Exercise description:
Give a verbatim copy of the lines below, minus the pictures.

Supplied material:

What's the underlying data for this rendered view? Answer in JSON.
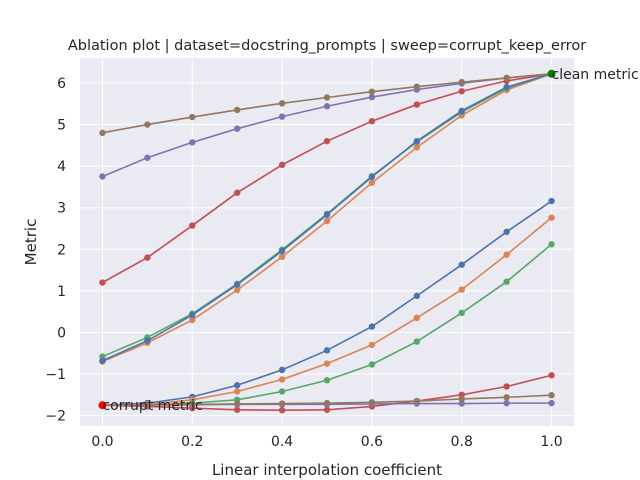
{
  "chart_data": {
    "type": "line",
    "title": "Ablation plot | dataset=docstring_prompts | sweep=corrupt_keep_error",
    "xlabel": "Linear interpolation coefficient",
    "ylabel": "Metric",
    "xlim": [
      -0.05,
      1.05
    ],
    "ylim": [
      -2.25,
      6.6
    ],
    "xticks": [
      "0.0",
      "0.2",
      "0.4",
      "0.6",
      "0.8",
      "1.0"
    ],
    "yticks": [
      "−2",
      "−1",
      "0",
      "1",
      "2",
      "3",
      "4",
      "5",
      "6"
    ],
    "grid": true,
    "x": [
      0.0,
      0.1,
      0.2,
      0.3,
      0.4,
      0.5,
      0.6,
      0.7,
      0.8,
      0.9,
      1.0
    ],
    "series": [
      {
        "color": "#4c72b0",
        "values": [
          -1.75,
          -1.7,
          -1.55,
          -1.27,
          -0.9,
          -0.43,
          0.14,
          0.88,
          1.63,
          2.42,
          3.16
        ]
      },
      {
        "color": "#dd8452",
        "values": [
          -1.75,
          -1.73,
          -1.62,
          -1.42,
          -1.13,
          -0.75,
          -0.3,
          0.35,
          1.03,
          1.87,
          2.76
        ]
      },
      {
        "color": "#55a868",
        "values": [
          -1.75,
          -1.75,
          -1.7,
          -1.62,
          -1.42,
          -1.15,
          -0.77,
          -0.22,
          0.47,
          1.22,
          2.12
        ]
      },
      {
        "color": "#c44e52",
        "values": [
          -1.75,
          -1.78,
          -1.82,
          -1.86,
          -1.87,
          -1.86,
          -1.78,
          -1.65,
          -1.5,
          -1.3,
          -1.03
        ]
      },
      {
        "color": "#8172b3",
        "values": [
          -1.75,
          -1.75,
          -1.74,
          -1.73,
          -1.73,
          -1.73,
          -1.72,
          -1.71,
          -1.71,
          -1.7,
          -1.7
        ]
      },
      {
        "color": "#937860",
        "values": [
          -1.75,
          -1.74,
          -1.73,
          -1.72,
          -1.71,
          -1.7,
          -1.68,
          -1.65,
          -1.6,
          -1.56,
          -1.51
        ]
      },
      {
        "color": "#dd8452",
        "values": [
          -0.7,
          -0.25,
          0.3,
          1.02,
          1.82,
          2.68,
          3.6,
          4.45,
          5.22,
          5.83,
          6.22
        ]
      },
      {
        "color": "#55a868",
        "values": [
          -0.58,
          -0.12,
          0.45,
          1.17,
          1.99,
          2.85,
          3.76,
          4.58,
          5.3,
          5.87,
          6.22
        ]
      },
      {
        "color": "#4c72b0",
        "values": [
          -0.68,
          -0.2,
          0.42,
          1.15,
          1.96,
          2.83,
          3.74,
          4.6,
          5.33,
          5.9,
          6.22
        ]
      },
      {
        "color": "#c44e52",
        "values": [
          1.2,
          1.8,
          2.57,
          3.36,
          4.03,
          4.6,
          5.08,
          5.48,
          5.8,
          6.05,
          6.22
        ]
      },
      {
        "color": "#8172b3",
        "values": [
          3.75,
          4.2,
          4.57,
          4.9,
          5.19,
          5.44,
          5.66,
          5.84,
          5.99,
          6.12,
          6.22
        ]
      },
      {
        "color": "#937860",
        "values": [
          4.8,
          5.0,
          5.18,
          5.35,
          5.51,
          5.65,
          5.79,
          5.91,
          6.02,
          6.12,
          6.22
        ]
      }
    ],
    "annotations": [
      {
        "text": "clean metric",
        "x": 1.0,
        "y": 6.22,
        "marker_color": "#008000"
      },
      {
        "text": "corrupt metric",
        "x": 0.0,
        "y": -1.75,
        "marker_color": "#ff0000"
      }
    ]
  }
}
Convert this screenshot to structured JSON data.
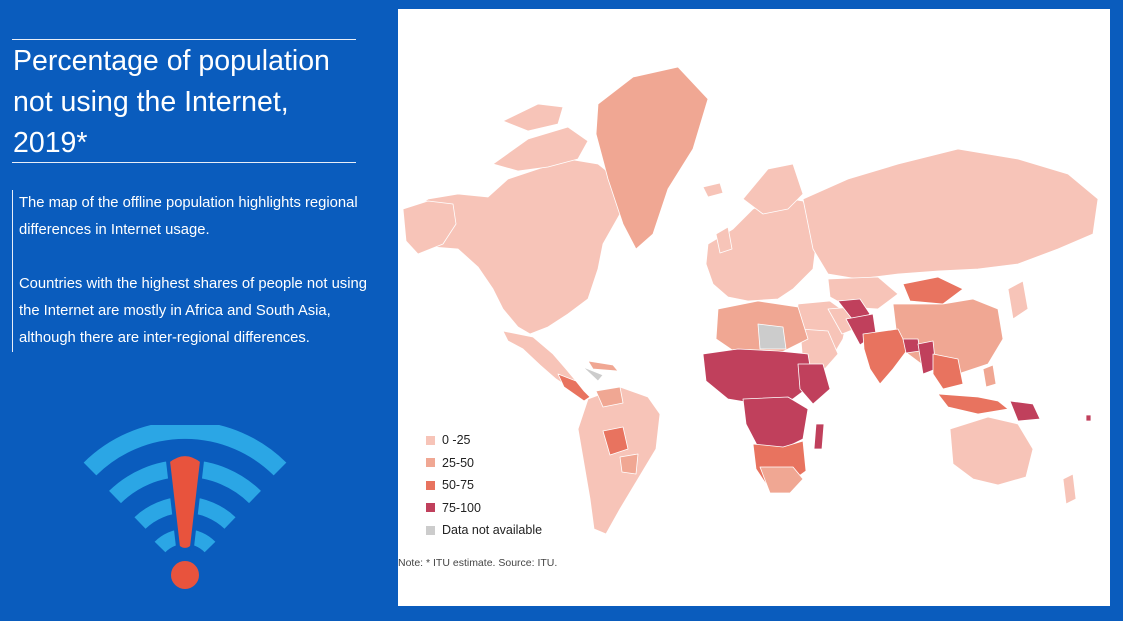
{
  "title": "Percentage of population not using the Internet, 2019*",
  "description": {
    "paragraph1": "The map of the offline population highlights regional differences in Internet usage.",
    "paragraph2": "Countries with the highest shares of people not using the Internet are mostly in Africa and South Asia, although there are inter-regional differences."
  },
  "legend": {
    "items": [
      {
        "label": "0 -25",
        "color": "#f7c4b8"
      },
      {
        "label": "25-50",
        "color": "#f0a793"
      },
      {
        "label": "50-75",
        "color": "#e8735f"
      },
      {
        "label": "75-100",
        "color": "#c0405c"
      },
      {
        "label": "Data not available",
        "color": "#cccccc"
      }
    ]
  },
  "note": "Note: * ITU estimate. Source: ITU.",
  "colors": {
    "background": "#0a5cbd",
    "wifi_arcs": "#2ba6e5",
    "alert": "#e8533d"
  }
}
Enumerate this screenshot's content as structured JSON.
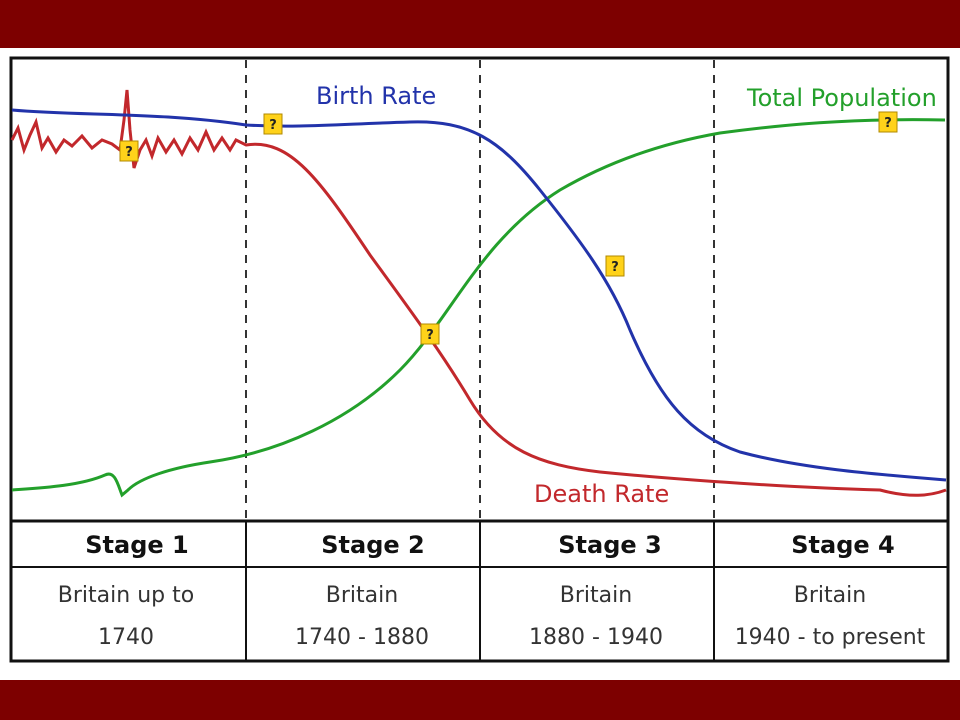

Response for this exercise:
What's the underlying data for this rendered view? Answer in JSON.
{
  "chart_data": {
    "type": "line",
    "title": "Ablation plot | dataset=docstring_prompts | sweep=corrupt_keep_error",
    "xlabel": "Linear interpolation coefficient",
    "ylabel": "Metric",
    "xlim": [
      -0.05,
      1.05
    ],
    "ylim": [
      -2.25,
      6.6
    ],
    "xticks": [
      "0.0",
      "0.2",
      "0.4",
      "0.6",
      "0.8",
      "1.0"
    ],
    "yticks": [
      "−2",
      "−1",
      "0",
      "1",
      "2",
      "3",
      "4",
      "5",
      "6"
    ],
    "grid": true,
    "x": [
      0.0,
      0.1,
      0.2,
      0.3,
      0.4,
      0.5,
      0.6,
      0.7,
      0.8,
      0.9,
      1.0
    ],
    "series": [
      {
        "color": "#4c72b0",
        "values": [
          -1.75,
          -1.7,
          -1.55,
          -1.27,
          -0.9,
          -0.43,
          0.14,
          0.88,
          1.63,
          2.42,
          3.16
        ]
      },
      {
        "color": "#dd8452",
        "values": [
          -1.75,
          -1.73,
          -1.62,
          -1.42,
          -1.13,
          -0.75,
          -0.3,
          0.35,
          1.03,
          1.87,
          2.76
        ]
      },
      {
        "color": "#55a868",
        "values": [
          -1.75,
          -1.75,
          -1.7,
          -1.62,
          -1.42,
          -1.15,
          -0.77,
          -0.22,
          0.47,
          1.22,
          2.12
        ]
      },
      {
        "color": "#c44e52",
        "values": [
          -1.75,
          -1.78,
          -1.82,
          -1.86,
          -1.87,
          -1.86,
          -1.78,
          -1.65,
          -1.5,
          -1.3,
          -1.03
        ]
      },
      {
        "color": "#8172b3",
        "values": [
          -1.75,
          -1.75,
          -1.74,
          -1.73,
          -1.73,
          -1.73,
          -1.72,
          -1.71,
          -1.71,
          -1.7,
          -1.7
        ]
      },
      {
        "color": "#937860",
        "values": [
          -1.75,
          -1.74,
          -1.73,
          -1.72,
          -1.71,
          -1.7,
          -1.68,
          -1.65,
          -1.6,
          -1.56,
          -1.51
        ]
      },
      {
        "color": "#dd8452",
        "values": [
          -0.7,
          -0.25,
          0.3,
          1.02,
          1.82,
          2.68,
          3.6,
          4.45,
          5.22,
          5.83,
          6.22
        ]
      },
      {
        "color": "#55a868",
        "values": [
          -0.58,
          -0.12,
          0.45,
          1.17,
          1.99,
          2.85,
          3.76,
          4.58,
          5.3,
          5.87,
          6.22
        ]
      },
      {
        "color": "#4c72b0",
        "values": [
          -0.68,
          -0.2,
          0.42,
          1.15,
          1.96,
          2.83,
          3.74,
          4.6,
          5.33,
          5.9,
          6.22
        ]
      },
      {
        "color": "#c44e52",
        "values": [
          1.2,
          1.8,
          2.57,
          3.36,
          4.03,
          4.6,
          5.08,
          5.48,
          5.8,
          6.05,
          6.22
        ]
      },
      {
        "color": "#8172b3",
        "values": [
          3.75,
          4.2,
          4.57,
          4.9,
          5.19,
          5.44,
          5.66,
          5.84,
          5.99,
          6.12,
          6.22
        ]
      },
      {
        "color": "#937860",
        "values": [
          4.8,
          5.0,
          5.18,
          5.35,
          5.51,
          5.65,
          5.79,
          5.91,
          6.02,
          6.12,
          6.22
        ]
      }
    ],
    "annotations": [
      {
        "text": "clean metric",
        "x": 1.0,
        "y": 6.22,
        "marker_color": "#008000"
      },
      {
        "text": "corrupt metric",
        "x": 0.0,
        "y": -1.75,
        "marker_color": "#ff0000"
      }
    ]
  }
}
Convert this screenshot to structured JSON data.
{
  "title": "Percentage of population not using the Internet, 2019*",
  "description": {
    "paragraph1": "The map of the offline population highlights regional differences in Internet usage.",
    "paragraph2": "Countries with the highest shares of people not using the Internet are mostly in Africa and South Asia, although there are inter-regional differences."
  },
  "legend": {
    "items": [
      {
        "label": "0 -25",
        "color": "#f7c4b8"
      },
      {
        "label": "25-50",
        "color": "#f0a793"
      },
      {
        "label": "50-75",
        "color": "#e8735f"
      },
      {
        "label": "75-100",
        "color": "#c0405c"
      },
      {
        "label": "Data not available",
        "color": "#cccccc"
      }
    ]
  },
  "note": "Note: * ITU estimate. Source: ITU.",
  "colors": {
    "background": "#0a5cbd",
    "wifi_arcs": "#2ba6e5",
    "alert": "#e8533d"
  }
}
Enumerate this screenshot's content as structured JSON.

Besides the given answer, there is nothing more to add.